> Written exercise:
Find all the lines with "Pewien" and gather them.
** Start Records provided **
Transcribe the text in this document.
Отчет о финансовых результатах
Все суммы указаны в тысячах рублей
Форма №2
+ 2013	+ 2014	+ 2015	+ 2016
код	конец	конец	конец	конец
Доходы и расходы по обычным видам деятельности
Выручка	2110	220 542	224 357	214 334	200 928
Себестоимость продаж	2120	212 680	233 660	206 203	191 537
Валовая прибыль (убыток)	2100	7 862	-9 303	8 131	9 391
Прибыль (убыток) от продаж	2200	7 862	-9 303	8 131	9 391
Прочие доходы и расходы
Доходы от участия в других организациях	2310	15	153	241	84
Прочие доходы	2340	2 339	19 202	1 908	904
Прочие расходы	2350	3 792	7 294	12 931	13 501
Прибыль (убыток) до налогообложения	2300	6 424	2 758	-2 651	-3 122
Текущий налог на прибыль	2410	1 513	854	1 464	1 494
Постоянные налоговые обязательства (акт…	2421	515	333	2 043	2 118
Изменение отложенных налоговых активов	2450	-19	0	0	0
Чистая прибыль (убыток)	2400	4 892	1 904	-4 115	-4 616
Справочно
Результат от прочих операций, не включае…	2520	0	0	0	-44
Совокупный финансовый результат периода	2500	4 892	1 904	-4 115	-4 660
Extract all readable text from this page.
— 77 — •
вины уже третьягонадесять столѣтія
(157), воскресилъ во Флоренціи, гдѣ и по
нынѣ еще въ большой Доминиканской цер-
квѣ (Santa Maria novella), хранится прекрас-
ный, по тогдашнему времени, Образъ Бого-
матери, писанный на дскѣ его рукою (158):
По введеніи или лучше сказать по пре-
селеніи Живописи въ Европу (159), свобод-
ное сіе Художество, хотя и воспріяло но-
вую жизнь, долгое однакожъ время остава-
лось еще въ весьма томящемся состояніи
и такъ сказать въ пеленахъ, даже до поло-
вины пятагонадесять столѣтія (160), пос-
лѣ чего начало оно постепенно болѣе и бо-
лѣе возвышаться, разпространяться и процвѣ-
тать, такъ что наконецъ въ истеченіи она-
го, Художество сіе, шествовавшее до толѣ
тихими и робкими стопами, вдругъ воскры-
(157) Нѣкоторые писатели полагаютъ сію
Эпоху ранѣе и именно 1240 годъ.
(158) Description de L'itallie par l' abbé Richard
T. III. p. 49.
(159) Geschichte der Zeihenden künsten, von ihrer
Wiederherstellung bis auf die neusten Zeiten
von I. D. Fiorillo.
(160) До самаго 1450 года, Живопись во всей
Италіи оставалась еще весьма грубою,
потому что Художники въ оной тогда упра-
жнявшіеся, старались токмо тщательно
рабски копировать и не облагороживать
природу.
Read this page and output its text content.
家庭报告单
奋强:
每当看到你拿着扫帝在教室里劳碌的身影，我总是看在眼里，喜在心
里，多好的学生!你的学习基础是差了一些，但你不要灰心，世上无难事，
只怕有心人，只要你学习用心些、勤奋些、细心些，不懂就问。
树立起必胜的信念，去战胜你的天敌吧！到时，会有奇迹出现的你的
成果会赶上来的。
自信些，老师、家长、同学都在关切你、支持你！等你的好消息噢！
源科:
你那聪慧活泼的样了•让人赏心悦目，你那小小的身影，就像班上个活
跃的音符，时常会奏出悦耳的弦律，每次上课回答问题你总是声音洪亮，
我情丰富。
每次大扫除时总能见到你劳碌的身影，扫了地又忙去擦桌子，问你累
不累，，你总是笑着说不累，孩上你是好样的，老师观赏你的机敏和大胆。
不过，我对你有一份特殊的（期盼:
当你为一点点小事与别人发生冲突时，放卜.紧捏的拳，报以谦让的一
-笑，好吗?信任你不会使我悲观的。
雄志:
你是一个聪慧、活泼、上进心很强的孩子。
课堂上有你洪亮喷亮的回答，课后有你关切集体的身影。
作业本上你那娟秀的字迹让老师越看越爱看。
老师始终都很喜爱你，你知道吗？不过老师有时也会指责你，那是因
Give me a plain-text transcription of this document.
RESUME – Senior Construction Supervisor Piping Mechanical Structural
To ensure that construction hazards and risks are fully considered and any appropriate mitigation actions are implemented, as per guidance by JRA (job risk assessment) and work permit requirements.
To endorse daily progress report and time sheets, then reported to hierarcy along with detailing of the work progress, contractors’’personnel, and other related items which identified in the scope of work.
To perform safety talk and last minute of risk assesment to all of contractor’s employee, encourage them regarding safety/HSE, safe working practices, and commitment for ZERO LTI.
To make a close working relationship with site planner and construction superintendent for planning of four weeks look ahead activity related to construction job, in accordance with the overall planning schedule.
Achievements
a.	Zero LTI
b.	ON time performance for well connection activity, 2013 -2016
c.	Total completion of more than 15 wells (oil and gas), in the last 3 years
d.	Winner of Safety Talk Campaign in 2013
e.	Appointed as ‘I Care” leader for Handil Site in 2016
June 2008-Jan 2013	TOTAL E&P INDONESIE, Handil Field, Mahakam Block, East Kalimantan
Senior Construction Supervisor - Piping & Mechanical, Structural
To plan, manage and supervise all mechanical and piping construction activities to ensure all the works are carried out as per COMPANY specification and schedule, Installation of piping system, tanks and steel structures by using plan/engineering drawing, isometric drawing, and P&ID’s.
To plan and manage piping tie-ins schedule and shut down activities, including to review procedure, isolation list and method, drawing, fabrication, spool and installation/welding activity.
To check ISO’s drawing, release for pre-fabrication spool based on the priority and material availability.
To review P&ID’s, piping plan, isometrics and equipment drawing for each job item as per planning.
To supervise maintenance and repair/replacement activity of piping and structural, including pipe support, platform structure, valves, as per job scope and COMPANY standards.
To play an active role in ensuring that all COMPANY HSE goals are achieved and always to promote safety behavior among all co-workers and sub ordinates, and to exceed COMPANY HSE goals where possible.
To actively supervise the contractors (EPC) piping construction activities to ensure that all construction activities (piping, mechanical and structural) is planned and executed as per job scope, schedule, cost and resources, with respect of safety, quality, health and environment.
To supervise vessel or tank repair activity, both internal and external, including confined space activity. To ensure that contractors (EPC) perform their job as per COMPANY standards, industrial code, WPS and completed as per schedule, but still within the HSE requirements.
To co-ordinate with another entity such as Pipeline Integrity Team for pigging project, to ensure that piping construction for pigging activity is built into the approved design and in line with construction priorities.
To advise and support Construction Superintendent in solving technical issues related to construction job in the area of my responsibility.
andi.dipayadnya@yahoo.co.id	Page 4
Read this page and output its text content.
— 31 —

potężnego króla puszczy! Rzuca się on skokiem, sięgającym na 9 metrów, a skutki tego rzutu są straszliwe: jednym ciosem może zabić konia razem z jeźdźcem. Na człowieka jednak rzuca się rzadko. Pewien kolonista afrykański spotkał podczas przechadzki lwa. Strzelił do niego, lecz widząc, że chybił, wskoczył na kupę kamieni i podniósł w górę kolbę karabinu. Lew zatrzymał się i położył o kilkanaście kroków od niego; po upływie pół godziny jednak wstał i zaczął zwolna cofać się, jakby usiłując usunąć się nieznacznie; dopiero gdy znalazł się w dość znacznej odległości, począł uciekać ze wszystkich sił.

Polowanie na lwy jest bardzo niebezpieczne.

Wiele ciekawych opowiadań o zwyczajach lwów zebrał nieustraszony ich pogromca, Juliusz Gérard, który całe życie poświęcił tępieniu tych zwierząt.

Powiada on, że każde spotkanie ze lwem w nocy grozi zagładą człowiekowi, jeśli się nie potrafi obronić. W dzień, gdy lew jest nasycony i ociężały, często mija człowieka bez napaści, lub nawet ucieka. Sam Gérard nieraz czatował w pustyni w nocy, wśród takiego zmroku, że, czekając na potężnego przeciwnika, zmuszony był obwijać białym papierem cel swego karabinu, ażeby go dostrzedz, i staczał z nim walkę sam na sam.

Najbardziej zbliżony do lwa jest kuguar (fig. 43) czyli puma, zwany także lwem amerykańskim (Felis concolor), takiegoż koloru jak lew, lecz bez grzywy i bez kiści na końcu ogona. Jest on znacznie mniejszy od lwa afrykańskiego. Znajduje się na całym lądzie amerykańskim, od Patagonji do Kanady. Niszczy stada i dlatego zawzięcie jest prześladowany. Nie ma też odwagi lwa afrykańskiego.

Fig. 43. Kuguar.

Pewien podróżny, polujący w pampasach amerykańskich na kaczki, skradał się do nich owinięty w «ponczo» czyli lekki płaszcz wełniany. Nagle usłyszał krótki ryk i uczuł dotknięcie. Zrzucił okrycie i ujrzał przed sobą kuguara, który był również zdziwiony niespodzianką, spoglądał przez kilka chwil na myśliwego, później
** End Records provided **
> Answer below:
potężnego króla puszczy! Rzuca się on skokiem, sięgającym na 9 metrów, a skutki tego rzutu są straszliwe: jednym ciosem może zabić konia razem z jeźdźcem. Na człowieka jednak rzuca się rzadko. Pewien kolonista afrykański spotkał podczas przechadzki lwa. Strzelił do niego, lecz widząc, że chybił, wskoczył na kupę kamieni i podniósł w górę kolbę karabinu. Lew zatrzymał się i położył o kilkanaście kroków od niego; po upływie pół godziny jednak wstał i zaczął zwolna cofać się, jakby usiłując usunąć się nieznacznie; dopiero gdy znalazł się w dość znacznej odległości, począł uciekać ze wszystkich sił.
Pewien podróżny, polujący w pampasach amerykańskich na kaczki, skradał się do nich owinięty w «ponczo» czyli lekki płaszcz wełniany. Nagle usłyszał krótki ryk i uczuł dotknięcie. Zrzucił okrycie i ujrzał przed sobą kuguara, który był również zdziwiony niespodzianką, spoglądał przez kilka chwil na myśliwego, później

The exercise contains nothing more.